| The task |
Copy out all lines that hold "مكتبها".

| Supplied material |
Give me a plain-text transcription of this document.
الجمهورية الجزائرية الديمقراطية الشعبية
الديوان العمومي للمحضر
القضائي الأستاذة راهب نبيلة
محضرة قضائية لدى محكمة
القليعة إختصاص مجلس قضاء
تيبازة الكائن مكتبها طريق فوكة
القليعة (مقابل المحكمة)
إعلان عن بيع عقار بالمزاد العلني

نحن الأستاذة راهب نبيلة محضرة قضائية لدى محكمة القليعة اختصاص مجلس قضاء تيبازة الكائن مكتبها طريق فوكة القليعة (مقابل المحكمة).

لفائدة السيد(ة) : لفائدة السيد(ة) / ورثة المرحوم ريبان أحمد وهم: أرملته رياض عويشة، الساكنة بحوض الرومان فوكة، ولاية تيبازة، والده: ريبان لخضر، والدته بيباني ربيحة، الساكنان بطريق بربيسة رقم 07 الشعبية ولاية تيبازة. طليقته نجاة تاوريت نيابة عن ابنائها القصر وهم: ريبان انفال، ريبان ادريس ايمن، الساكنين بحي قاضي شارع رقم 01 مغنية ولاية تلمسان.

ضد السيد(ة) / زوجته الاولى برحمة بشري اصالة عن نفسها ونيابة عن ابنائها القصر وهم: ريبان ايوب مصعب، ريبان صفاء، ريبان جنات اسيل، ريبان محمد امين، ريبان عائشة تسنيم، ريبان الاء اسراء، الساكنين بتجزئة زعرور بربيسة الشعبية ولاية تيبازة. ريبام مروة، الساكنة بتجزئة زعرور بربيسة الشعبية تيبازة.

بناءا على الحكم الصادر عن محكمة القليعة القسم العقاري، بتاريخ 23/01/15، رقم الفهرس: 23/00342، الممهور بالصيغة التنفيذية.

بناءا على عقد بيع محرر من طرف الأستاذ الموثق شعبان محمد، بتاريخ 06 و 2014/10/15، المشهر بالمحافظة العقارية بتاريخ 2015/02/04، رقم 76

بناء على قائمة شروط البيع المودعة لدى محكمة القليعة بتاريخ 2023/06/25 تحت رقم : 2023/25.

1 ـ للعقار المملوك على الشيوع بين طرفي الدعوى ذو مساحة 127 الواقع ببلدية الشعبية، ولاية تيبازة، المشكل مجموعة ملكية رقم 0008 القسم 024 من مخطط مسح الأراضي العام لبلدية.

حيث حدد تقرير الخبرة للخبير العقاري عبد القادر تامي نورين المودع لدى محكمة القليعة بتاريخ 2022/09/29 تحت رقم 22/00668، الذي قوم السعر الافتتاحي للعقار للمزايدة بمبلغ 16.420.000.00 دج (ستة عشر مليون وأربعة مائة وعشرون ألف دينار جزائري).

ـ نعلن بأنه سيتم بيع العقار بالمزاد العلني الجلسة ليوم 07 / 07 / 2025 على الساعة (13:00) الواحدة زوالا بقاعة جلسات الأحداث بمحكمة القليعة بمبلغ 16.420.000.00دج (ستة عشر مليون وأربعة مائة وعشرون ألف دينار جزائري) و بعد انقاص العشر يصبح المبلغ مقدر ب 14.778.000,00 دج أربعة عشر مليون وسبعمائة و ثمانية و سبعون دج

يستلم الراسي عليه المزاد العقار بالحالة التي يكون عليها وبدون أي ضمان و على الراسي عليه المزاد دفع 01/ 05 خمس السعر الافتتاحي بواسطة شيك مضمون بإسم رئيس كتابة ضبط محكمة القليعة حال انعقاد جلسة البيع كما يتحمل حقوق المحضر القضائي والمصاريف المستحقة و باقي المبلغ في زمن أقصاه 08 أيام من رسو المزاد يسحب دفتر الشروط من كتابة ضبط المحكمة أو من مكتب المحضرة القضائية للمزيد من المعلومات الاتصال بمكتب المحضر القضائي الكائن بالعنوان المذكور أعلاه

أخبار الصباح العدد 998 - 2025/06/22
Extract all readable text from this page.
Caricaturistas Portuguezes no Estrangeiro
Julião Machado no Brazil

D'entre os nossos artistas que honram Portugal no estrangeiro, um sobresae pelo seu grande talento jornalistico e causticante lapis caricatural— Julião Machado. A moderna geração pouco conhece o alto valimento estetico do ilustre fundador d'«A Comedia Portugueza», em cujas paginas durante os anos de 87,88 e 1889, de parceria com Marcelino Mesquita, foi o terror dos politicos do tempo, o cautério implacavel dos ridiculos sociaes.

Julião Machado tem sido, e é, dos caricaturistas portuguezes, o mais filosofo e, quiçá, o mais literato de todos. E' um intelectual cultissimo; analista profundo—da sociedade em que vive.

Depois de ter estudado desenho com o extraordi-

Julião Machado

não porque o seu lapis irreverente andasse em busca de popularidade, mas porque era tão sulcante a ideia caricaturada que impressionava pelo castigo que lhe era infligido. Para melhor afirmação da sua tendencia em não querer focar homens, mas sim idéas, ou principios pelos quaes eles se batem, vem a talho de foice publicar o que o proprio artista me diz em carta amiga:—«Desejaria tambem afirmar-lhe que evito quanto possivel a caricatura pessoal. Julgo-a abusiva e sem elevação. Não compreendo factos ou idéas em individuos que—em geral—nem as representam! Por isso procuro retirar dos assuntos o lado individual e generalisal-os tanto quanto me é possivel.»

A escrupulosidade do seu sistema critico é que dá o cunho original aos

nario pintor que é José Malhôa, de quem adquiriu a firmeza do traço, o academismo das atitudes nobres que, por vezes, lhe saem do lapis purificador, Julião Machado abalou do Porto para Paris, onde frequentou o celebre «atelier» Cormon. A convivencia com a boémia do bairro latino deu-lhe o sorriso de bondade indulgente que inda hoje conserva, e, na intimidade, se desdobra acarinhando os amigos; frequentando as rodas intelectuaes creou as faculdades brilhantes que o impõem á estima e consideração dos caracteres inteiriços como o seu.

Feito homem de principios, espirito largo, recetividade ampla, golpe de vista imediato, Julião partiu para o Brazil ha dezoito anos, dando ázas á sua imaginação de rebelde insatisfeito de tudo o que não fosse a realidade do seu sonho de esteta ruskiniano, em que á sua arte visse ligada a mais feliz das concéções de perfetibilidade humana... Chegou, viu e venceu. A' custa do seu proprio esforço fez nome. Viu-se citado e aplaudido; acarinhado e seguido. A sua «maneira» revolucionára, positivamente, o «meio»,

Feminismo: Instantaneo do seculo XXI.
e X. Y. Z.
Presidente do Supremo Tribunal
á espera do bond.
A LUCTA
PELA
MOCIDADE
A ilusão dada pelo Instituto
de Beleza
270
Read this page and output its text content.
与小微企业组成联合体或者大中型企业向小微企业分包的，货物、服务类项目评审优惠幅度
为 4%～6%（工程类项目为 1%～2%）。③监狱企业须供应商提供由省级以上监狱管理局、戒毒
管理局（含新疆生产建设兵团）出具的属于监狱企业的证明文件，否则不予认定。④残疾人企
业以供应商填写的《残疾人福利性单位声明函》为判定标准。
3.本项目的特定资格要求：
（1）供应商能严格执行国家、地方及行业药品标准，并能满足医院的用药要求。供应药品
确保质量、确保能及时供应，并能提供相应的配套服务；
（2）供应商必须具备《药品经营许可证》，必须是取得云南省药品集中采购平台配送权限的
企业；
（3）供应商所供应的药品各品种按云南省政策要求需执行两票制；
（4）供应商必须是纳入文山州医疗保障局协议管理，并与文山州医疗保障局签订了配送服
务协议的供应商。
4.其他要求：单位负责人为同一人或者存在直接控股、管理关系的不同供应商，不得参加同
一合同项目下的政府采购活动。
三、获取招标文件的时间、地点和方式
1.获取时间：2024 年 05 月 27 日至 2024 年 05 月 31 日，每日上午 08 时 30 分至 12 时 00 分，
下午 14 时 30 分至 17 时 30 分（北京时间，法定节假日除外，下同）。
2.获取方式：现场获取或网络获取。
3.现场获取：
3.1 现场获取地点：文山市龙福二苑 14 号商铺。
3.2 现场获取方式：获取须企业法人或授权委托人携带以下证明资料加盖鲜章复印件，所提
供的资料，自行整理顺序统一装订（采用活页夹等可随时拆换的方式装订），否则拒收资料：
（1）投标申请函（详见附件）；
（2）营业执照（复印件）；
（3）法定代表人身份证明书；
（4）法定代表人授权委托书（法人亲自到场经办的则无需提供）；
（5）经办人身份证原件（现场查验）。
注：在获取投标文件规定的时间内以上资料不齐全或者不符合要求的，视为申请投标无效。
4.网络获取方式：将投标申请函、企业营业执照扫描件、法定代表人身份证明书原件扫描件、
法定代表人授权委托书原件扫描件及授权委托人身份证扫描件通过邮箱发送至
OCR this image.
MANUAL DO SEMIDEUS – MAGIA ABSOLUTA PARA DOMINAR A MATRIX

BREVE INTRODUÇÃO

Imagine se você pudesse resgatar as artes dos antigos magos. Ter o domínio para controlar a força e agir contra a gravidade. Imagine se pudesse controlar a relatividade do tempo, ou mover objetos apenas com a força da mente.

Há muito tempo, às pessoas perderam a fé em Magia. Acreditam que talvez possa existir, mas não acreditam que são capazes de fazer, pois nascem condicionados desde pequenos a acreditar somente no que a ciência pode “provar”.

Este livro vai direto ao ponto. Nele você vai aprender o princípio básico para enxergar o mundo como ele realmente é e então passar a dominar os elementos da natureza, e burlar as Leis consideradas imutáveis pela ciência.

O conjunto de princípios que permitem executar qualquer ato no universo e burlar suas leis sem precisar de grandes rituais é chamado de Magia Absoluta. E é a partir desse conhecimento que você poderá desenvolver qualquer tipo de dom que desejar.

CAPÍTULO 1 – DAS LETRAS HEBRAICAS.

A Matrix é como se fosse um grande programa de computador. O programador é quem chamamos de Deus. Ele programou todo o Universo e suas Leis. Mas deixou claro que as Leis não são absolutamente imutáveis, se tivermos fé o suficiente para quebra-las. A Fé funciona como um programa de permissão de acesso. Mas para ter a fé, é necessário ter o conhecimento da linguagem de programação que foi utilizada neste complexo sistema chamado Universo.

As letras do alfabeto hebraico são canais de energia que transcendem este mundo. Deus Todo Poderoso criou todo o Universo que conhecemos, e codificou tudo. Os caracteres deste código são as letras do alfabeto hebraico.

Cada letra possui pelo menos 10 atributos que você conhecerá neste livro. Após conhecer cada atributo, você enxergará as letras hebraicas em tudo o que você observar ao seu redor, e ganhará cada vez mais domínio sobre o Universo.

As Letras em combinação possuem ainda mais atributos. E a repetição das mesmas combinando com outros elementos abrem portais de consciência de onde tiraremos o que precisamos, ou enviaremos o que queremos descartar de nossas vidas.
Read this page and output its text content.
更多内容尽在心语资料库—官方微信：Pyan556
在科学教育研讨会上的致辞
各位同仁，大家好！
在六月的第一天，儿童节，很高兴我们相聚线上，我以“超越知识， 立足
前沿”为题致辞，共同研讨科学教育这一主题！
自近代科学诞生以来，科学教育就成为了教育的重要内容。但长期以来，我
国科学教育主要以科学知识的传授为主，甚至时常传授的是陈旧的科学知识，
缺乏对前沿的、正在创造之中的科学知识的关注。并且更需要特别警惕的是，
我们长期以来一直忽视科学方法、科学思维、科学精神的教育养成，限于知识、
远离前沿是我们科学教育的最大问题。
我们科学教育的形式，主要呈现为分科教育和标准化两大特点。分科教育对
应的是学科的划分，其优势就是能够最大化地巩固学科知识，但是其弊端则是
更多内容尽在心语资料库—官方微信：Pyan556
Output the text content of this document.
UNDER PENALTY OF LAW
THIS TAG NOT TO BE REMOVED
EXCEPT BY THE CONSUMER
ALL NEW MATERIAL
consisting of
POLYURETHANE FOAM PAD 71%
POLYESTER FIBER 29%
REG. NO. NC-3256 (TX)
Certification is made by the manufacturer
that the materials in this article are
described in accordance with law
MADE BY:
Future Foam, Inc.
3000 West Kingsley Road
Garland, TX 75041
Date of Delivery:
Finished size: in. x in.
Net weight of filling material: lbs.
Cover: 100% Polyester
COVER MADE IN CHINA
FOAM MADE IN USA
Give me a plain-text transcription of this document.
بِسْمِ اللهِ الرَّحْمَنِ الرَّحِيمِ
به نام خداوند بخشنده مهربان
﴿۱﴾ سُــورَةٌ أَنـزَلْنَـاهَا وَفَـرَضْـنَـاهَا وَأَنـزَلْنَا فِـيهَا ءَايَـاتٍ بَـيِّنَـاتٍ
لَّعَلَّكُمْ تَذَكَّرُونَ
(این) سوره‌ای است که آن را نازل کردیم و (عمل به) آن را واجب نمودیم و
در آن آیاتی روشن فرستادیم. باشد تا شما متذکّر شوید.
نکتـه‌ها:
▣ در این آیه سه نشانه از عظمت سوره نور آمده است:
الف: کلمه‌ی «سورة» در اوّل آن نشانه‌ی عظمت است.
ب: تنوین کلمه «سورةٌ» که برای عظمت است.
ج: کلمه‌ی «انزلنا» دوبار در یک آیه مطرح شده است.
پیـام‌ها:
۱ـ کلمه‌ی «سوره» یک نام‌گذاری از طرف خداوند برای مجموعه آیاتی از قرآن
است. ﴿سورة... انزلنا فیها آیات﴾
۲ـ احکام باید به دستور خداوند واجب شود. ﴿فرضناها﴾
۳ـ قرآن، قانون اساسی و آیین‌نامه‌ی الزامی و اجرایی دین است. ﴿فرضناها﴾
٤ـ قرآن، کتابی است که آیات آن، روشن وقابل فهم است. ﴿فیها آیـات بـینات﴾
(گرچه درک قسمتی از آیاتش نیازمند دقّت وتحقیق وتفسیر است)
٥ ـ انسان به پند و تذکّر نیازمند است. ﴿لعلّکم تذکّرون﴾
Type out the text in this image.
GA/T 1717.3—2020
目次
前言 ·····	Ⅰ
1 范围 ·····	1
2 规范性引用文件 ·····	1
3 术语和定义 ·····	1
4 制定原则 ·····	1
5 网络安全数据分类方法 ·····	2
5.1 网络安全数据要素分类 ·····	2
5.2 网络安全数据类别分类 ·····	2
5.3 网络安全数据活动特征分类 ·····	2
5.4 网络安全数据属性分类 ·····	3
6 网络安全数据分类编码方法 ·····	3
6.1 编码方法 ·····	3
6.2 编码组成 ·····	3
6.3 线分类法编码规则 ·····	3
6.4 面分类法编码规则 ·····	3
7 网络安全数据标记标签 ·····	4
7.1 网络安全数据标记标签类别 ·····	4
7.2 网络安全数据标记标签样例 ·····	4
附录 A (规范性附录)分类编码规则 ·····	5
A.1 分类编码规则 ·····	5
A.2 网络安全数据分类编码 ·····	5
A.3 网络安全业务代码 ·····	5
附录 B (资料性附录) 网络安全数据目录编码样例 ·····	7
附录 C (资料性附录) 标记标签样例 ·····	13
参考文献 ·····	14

| Written solution |
تيبازة الكائن مكتبها طريق فوكة
نحن الأستاذة راهب نبيلة محضرة قضائية لدى محكمة القليعة اختصاص مجلس قضاء تيبازة الكائن مكتبها طريق فوكة القليعة (مقابل المحكمة).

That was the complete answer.